Goods production is Akosah's recipe for a new Ghana. Other Ghanaians have been lured home with different enthusiasms. Yale-educated Kenneth Ofori-Atta left Salomon Brothers and started Databank, a money management firm with $33 million that takes deposits as small as $5. Patrick Awuah, a Microsoft millionaire before age 30, founded Western-style Ashesi University in Accra.

All are bootstrap sorts. All understand there's a lot of history to live down. A clean slate for the nation would make the task easier, says Akosah, but what will get Ghana ahead has to come from those who want to get wealthy along with the nation. "If we show we can improve our economy from the inside," he says, "maybe Western capitalists will eventually believe us."

The Blair-Brown plan for Africa, unveiled in a 464-page report in March, asks for 100% debt cancelation for countries that need it, $25 billion more a year in donor aid by 2010 and another $25 billion by 2015. It also calls for ending rich-nation agricultural subsidies and for tearing down barriers that keep African goods away from developed markets. For Ghana, which nets $44 per capita in development and other official aid (on Africa's high end), this matters.

A block of data
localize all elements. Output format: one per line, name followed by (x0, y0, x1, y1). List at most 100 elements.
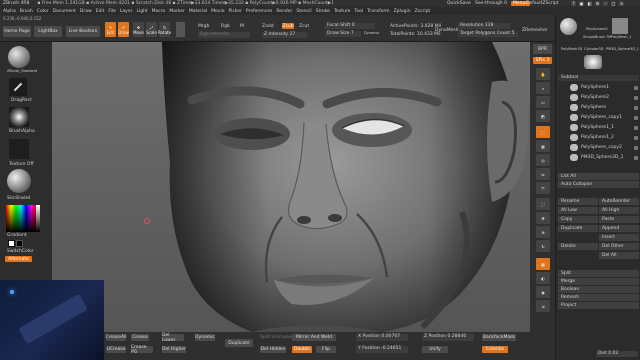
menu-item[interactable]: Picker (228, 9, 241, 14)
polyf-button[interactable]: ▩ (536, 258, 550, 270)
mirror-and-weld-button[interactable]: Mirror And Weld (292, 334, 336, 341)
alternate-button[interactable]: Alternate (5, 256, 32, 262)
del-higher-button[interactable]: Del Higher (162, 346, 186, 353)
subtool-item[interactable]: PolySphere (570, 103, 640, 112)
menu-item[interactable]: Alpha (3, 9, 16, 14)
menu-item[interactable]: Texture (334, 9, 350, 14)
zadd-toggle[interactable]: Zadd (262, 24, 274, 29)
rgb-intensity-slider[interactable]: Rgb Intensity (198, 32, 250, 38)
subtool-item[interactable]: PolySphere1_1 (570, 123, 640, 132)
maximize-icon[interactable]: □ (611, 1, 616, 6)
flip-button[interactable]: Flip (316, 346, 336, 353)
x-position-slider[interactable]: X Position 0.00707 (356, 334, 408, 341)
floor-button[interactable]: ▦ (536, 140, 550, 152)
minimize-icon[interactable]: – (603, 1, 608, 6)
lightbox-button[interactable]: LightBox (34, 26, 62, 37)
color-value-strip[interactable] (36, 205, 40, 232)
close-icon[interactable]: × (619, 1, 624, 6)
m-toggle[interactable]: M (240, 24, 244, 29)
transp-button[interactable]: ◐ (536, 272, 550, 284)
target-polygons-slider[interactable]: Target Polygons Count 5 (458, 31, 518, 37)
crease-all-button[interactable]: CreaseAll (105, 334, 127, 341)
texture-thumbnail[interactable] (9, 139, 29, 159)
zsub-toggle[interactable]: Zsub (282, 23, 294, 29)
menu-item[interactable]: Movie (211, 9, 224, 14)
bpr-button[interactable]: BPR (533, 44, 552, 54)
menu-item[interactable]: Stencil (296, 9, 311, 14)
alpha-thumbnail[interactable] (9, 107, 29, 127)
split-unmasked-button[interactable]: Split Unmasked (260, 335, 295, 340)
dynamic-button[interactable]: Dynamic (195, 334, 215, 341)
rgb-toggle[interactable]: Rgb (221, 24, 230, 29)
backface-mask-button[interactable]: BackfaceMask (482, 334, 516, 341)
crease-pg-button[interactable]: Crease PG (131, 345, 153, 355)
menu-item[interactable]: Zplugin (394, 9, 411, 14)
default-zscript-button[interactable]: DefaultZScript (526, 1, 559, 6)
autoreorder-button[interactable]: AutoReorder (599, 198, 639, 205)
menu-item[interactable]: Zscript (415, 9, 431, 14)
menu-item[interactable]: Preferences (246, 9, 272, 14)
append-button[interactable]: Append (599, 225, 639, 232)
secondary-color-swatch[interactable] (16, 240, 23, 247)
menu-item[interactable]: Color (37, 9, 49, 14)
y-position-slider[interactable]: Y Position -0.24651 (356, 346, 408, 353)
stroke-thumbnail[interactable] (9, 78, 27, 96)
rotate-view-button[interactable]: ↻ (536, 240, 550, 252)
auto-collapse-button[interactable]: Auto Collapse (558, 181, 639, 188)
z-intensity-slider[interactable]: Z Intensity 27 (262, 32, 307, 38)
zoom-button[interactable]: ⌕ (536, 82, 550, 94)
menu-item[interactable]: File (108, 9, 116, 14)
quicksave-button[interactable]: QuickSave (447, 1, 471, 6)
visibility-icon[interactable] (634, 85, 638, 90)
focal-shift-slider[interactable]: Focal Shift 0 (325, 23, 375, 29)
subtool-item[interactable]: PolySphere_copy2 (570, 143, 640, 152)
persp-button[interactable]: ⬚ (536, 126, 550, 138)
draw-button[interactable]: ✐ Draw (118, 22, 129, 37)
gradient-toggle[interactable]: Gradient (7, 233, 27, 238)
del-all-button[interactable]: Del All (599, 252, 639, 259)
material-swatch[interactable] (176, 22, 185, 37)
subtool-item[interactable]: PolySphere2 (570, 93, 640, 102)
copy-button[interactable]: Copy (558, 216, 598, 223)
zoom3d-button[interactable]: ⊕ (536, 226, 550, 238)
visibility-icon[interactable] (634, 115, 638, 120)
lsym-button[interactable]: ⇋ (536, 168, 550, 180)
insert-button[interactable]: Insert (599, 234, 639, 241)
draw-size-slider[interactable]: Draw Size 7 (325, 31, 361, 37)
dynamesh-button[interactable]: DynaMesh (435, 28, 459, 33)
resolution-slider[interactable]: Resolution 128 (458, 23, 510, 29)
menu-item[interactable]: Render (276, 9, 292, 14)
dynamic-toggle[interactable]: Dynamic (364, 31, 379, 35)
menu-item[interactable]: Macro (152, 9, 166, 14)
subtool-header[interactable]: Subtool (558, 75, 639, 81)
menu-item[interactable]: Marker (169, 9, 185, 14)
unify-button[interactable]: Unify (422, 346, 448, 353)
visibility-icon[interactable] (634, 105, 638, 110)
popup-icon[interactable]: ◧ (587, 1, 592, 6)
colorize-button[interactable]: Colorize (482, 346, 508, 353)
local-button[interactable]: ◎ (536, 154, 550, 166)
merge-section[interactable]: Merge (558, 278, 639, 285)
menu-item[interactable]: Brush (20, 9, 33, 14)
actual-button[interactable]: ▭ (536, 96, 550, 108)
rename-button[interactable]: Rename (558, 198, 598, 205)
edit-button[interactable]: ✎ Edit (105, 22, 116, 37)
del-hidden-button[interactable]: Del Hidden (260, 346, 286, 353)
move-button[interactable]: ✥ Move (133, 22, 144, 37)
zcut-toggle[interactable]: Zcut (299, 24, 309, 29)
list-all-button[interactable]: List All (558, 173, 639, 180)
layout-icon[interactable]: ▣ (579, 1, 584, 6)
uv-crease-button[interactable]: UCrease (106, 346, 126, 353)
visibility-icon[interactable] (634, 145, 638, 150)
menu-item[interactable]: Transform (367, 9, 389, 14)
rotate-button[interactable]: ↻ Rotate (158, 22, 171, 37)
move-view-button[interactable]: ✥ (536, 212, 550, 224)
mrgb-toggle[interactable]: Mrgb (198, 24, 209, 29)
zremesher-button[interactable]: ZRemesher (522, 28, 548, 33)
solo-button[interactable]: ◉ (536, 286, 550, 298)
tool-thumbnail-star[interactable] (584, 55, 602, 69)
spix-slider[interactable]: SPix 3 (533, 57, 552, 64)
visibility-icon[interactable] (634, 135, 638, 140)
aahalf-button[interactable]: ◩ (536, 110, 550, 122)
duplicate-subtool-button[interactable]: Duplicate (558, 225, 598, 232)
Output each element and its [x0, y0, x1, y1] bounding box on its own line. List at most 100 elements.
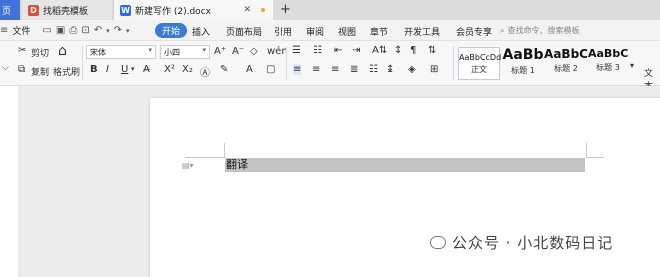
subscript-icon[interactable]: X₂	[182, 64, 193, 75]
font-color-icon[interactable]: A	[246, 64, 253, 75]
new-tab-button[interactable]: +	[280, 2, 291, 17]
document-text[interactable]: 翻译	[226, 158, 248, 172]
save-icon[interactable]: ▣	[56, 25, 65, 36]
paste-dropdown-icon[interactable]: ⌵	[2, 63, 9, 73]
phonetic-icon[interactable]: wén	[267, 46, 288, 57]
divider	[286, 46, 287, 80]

- [TASKS TO COMPLETE]
a - Print the stretch of the Ghana passage that begins with the words "Goods production is" and ends with "University in Accra.".
b - Answer yes or no for each statement about the Ghana passage, and quote the words that decide it: (i) Databank accepts deposits as small as $5. (ii) Patrick Awuah founded Ashesi University in Kumasi. (iii) The Blair-Brown plan for Africa was presented in a 464-page report.
The records were taken from a different source than the text.

- [RESULTS FOR EACH TASK]
a -
Goods production is Akosah's recipe for a new Ghana. Other Ghanaians have been lured home with different enthusiasms. Yale-educated Kenneth Ofori-Atta left Salomon Brothers and started Databank, a money management firm with $33 million that takes deposits as small as $5. Patrick Awuah, a Microsoft millionaire before age 30, founded Western-style Ashesi University in Accra.

b -
(i) Yes: "takes deposits as small as $5"
(ii) No: "founded Western-style Ashesi University in Accra"
(iii) Yes: "unveiled in a 464-page report in March"